Information given:
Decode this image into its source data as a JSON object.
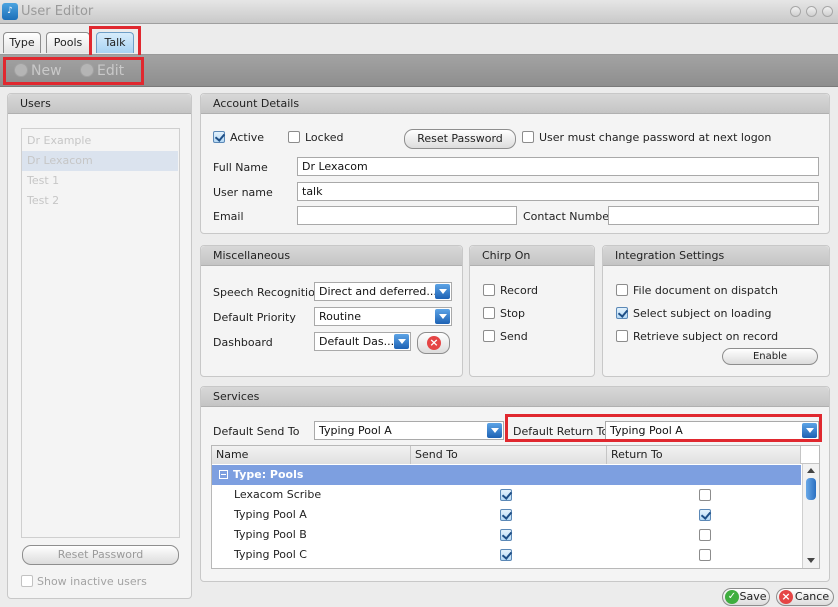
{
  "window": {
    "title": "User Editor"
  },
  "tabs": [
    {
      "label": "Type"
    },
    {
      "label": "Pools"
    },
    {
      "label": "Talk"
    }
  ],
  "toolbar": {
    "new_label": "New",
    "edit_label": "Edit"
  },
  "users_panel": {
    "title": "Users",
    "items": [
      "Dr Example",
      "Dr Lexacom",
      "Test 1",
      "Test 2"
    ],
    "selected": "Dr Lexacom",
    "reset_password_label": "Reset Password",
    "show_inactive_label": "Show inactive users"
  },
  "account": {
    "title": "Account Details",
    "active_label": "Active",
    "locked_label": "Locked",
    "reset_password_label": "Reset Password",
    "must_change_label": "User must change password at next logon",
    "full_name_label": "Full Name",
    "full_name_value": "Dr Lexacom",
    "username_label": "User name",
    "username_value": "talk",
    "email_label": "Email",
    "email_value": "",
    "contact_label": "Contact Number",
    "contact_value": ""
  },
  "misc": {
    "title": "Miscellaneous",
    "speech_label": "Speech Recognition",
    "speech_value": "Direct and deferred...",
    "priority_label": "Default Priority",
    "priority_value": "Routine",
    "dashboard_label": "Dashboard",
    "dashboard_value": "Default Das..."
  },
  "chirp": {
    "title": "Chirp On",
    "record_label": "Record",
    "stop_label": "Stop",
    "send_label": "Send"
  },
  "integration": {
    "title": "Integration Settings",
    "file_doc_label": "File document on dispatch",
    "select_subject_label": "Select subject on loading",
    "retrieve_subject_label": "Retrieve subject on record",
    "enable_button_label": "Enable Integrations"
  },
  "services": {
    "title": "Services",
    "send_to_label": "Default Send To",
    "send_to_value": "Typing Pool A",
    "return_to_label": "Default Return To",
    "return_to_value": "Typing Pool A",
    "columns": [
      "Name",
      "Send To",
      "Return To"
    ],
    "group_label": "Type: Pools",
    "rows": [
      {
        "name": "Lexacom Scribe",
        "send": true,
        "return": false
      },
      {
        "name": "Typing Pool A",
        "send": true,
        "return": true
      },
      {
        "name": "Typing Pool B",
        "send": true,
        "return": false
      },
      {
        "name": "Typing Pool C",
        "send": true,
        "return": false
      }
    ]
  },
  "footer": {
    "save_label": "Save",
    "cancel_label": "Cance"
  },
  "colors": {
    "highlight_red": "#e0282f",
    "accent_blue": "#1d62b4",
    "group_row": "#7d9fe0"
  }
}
==
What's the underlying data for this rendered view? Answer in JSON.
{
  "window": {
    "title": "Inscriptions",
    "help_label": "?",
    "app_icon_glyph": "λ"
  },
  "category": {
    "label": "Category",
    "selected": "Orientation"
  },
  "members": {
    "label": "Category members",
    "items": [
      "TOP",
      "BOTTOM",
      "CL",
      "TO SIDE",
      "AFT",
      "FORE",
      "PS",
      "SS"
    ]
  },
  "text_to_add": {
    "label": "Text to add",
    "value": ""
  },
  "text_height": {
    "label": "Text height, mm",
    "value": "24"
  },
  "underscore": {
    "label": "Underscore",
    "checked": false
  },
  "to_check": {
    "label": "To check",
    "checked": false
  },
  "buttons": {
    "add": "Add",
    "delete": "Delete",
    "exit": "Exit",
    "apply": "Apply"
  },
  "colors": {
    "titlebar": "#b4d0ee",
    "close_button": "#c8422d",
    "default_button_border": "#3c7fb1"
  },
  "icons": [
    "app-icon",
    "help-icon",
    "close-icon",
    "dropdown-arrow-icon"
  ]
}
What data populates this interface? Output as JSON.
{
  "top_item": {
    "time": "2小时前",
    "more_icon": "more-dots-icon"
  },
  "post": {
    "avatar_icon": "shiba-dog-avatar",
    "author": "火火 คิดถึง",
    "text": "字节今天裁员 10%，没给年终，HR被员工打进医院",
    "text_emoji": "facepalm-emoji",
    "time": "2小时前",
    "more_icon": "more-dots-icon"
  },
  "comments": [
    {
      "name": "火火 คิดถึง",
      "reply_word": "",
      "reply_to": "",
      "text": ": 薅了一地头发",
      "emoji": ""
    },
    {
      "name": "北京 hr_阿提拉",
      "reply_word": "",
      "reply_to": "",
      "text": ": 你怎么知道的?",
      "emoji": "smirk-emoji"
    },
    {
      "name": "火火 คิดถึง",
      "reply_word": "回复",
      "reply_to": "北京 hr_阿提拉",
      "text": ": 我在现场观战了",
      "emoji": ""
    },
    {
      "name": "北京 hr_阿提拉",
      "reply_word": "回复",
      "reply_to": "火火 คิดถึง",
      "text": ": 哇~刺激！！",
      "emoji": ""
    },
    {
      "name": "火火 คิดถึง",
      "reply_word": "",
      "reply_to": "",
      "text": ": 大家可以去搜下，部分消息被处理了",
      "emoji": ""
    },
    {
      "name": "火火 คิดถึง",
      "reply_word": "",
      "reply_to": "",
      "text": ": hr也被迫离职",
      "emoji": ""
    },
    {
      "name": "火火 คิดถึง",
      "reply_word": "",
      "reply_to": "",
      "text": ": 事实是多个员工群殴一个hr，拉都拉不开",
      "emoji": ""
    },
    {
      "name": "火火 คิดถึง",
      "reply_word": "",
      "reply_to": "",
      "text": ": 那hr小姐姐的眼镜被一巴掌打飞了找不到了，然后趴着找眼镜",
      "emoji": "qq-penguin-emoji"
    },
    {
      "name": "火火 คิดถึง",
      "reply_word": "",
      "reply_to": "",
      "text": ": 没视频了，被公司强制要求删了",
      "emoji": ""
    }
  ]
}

What you will do: Pull every line containing the word "data" out of the material.

Written answer:
Decode this image into its source data as a JSON object.
What's the underlying data for this rendered view? Answer in JSON.
What data populates this interface? Output as JSON.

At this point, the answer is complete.